Stated problem: Look at the entries below and reproduce them exactly.

Extracted data:
# # # # # # #
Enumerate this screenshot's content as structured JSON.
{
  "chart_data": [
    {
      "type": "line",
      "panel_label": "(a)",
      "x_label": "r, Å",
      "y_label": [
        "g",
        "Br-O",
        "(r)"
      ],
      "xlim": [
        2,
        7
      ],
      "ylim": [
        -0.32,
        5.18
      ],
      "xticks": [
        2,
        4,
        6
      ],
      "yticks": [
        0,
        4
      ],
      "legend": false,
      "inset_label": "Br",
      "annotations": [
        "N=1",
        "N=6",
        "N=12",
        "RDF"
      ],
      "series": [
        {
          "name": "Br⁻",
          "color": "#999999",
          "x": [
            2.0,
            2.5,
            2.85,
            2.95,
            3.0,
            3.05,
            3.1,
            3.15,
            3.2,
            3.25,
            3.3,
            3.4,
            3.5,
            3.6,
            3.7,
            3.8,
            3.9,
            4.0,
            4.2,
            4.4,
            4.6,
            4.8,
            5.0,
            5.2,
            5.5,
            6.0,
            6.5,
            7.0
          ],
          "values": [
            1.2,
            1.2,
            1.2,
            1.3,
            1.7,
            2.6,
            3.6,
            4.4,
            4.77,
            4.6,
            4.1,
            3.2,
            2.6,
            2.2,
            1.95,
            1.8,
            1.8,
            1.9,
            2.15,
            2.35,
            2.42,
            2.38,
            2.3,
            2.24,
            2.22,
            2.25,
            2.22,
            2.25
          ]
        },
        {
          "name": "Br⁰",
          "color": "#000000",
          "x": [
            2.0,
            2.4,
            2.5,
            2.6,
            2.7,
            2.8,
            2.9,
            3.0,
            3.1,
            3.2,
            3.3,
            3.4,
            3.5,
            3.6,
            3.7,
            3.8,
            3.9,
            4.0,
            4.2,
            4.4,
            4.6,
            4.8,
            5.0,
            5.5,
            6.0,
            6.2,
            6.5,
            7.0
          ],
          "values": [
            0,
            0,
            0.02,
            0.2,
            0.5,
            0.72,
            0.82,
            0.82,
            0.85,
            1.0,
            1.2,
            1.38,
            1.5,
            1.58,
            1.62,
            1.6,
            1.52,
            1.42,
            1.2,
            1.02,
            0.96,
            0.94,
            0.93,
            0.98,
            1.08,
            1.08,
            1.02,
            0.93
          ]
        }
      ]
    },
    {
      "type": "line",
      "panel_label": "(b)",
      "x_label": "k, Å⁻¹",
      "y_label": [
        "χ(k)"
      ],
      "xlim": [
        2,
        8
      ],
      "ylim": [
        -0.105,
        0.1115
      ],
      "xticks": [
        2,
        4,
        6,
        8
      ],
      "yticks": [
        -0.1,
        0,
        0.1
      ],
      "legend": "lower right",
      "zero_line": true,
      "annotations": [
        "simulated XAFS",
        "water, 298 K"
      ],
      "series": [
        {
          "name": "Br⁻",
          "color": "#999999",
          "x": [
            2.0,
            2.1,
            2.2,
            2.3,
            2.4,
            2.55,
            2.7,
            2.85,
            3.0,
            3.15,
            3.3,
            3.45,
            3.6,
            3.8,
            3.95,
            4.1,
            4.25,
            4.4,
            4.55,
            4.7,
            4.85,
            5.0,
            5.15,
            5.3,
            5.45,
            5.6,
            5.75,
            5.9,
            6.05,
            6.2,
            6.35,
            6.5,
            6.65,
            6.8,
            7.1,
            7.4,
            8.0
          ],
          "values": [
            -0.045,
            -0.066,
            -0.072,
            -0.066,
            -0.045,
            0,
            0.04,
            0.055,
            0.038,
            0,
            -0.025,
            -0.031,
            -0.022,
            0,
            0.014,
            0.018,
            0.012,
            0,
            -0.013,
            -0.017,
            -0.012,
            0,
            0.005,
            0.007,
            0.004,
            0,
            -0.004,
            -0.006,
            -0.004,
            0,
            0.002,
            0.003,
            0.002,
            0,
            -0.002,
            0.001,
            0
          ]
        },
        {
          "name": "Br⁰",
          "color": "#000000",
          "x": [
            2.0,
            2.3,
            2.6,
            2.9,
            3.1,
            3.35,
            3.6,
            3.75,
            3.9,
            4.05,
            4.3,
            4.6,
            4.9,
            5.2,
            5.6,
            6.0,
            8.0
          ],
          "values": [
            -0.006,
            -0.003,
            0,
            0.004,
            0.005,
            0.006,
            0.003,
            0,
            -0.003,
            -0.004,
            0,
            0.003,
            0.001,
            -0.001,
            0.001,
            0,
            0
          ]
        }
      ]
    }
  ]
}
# # # # # # #
Solution for this exercise:
Enumerate this screenshot's content as structured JSON.
{
  "chart_data": [
    {
      "type": "line",
      "panel_label": "(a)",
      "x_label": "r, Å",
      "y_label": [
        "g",
        "Br-O",
        "(r)"
      ],
      "xlim": [
        2,
        7
      ],
      "ylim": [
        -0.32,
        5.18
      ],
      "xticks": [
        2,
        4,
        6
      ],
      "yticks": [
        0,
        4
      ],
      "legend": false,
      "inset_label": "Br",
      "annotations": [
        "N=1",
        "N=6",
        "N=12",
        "RDF"
      ],
      "series": [
        {
          "name": "Br⁻",
          "color": "#999999",
          "x": [
            2.0,
            2.5,
            2.85,
            2.95,
            3.0,
            3.05,
            3.1,
            3.15,
            3.2,
            3.25,
            3.3,
            3.4,
            3.5,
            3.6,
            3.7,
            3.8,
            3.9,
            4.0,
            4.2,
            4.4,
            4.6,
            4.8,
            5.0,
            5.2,
            5.5,
            6.0,
            6.5,
            7.0
          ],
          "values": [
            1.2,
            1.2,
            1.2,
            1.3,
            1.7,
            2.6,
            3.6,
            4.4,
            4.77,
            4.6,
            4.1,
            3.2,
            2.6,
            2.2,
            1.95,
            1.8,
            1.8,
            1.9,
            2.15,
            2.35,
            2.42,
            2.38,
            2.3,
            2.24,
            2.22,
            2.25,
            2.22,
            2.25
          ]
        },
        {
          "name": "Br⁰",
          "color": "#000000",
          "x": [
            2.0,
            2.4,
            2.5,
            2.6,
            2.7,
            2.8,
            2.9,
            3.0,
            3.1,
            3.2,
            3.3,
            3.4,
            3.5,
            3.6,
            3.7,
            3.8,
            3.9,
            4.0,
            4.2,
            4.4,
            4.6,
            4.8,
            5.0,
            5.5,
            6.0,
            6.2,
            6.5,
            7.0
          ],
          "values": [
            0,
            0,
            0.02,
            0.2,
            0.5,
            0.72,
            0.82,
            0.82,
            0.85,
            1.0,
            1.2,
            1.38,
            1.5,
            1.58,
            1.62,
            1.6,
            1.52,
            1.42,
            1.2,
            1.02,
            0.96,
            0.94,
            0.93,
            0.98,
            1.08,
            1.08,
            1.02,
            0.93
          ]
        }
      ]
    },
    {
      "type": "line",
      "panel_label": "(b)",
      "x_label": "k, Å⁻¹",
      "y_label": [
        "χ(k)"
      ],
      "xlim": [
        2,
        8
      ],
      "ylim": [
        -0.105,
        0.1115
      ],
      "xticks": [
        2,
        4,
        6,
        8
      ],
      "yticks": [
        -0.1,
        0,
        0.1
      ],
      "legend": "lower right",
      "zero_line": true,
      "annotations": [
        "simulated XAFS",
        "water, 298 K"
      ],
      "series": [
        {
          "name": "Br⁻",
          "color": "#999999",
          "x": [
            2.0,
            2.1,
            2.2,
            2.3,
            2.4,
            2.55,
            2.7,
            2.85,
            3.0,
            3.15,
            3.3,
            3.45,
            3.6,
            3.8,
            3.95,
            4.1,
            4.25,
            4.4,
            4.55,
            4.7,
            4.85,
            5.0,
            5.15,
            5.3,
            5.45,
            5.6,
            5.75,
            5.9,
            6.05,
            6.2,
            6.35,
            6.5,
            6.65,
            6.8,
            7.1,
            7.4,
            8.0
          ],
          "values": [
            -0.045,
            -0.066,
            -0.072,
            -0.066,
            -0.045,
            0,
            0.04,
            0.055,
            0.038,
            0,
            -0.025,
            -0.031,
            -0.022,
            0,
            0.014,
            0.018,
            0.012,
            0,
            -0.013,
            -0.017,
            -0.012,
            0,
            0.005,
            0.007,
            0.004,
            0,
            -0.004,
            -0.006,
            -0.004,
            0,
            0.002,
            0.003,
            0.002,
            0,
            -0.002,
            0.001,
            0
          ]
        },
        {
          "name": "Br⁰",
          "color": "#000000",
          "x": [
            2.0,
            2.3,
            2.6,
            2.9,
            3.1,
            3.35,
            3.6,
            3.75,
            3.9,
            4.05,
            4.3,
            4.6,
            4.9,
            5.2,
            5.6,
            6.0,
            8.0
          ],
          "values": [
            -0.006,
            -0.003,
            0,
            0.004,
            0.005,
            0.006,
            0.003,
            0,
            -0.003,
            -0.004,
            0,
            0.003,
            0.001,
            -0.001,
            0.001,
            0,
            0
          ]
        }
      ]
    }
  ]
}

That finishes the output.